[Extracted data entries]
>>>>>

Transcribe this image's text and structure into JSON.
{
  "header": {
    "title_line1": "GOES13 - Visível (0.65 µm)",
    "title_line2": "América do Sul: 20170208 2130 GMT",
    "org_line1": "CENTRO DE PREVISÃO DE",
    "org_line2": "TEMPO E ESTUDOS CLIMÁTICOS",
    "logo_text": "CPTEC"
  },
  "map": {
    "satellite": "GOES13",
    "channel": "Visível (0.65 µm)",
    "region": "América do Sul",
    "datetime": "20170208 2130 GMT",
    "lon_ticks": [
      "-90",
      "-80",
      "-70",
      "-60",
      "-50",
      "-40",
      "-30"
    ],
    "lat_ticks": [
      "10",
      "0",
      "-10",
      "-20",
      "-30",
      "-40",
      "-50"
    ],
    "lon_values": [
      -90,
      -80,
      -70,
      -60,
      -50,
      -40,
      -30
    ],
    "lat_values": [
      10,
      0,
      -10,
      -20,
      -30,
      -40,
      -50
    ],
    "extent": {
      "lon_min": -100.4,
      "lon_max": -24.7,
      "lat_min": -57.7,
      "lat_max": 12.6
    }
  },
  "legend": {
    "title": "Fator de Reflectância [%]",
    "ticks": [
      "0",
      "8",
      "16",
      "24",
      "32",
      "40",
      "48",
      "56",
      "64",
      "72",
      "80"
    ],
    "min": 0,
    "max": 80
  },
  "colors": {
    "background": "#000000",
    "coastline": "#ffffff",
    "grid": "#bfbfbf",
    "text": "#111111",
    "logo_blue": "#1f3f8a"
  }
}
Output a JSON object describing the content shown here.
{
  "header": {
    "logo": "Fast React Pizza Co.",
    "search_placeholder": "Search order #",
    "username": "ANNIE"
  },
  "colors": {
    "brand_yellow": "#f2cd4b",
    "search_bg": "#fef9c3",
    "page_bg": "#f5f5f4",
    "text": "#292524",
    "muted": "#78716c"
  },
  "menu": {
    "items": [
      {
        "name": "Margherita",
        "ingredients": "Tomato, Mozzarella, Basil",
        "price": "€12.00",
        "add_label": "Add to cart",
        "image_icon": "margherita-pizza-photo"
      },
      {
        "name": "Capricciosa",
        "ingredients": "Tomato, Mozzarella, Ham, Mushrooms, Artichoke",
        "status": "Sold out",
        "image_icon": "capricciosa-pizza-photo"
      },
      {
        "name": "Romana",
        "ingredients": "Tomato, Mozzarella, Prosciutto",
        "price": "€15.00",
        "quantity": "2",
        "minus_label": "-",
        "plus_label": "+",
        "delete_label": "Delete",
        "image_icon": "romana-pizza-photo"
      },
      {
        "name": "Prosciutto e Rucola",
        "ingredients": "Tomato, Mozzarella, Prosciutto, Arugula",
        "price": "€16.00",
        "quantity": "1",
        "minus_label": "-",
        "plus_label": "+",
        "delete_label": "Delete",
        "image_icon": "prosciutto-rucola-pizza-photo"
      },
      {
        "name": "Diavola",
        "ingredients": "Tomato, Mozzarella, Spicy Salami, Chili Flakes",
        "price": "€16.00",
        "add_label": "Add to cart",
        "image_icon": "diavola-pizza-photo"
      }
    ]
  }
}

<<<<<

State how many lines of the data include the word "ingredients", with nothing else.

# [WRITTEN ANSWER]
5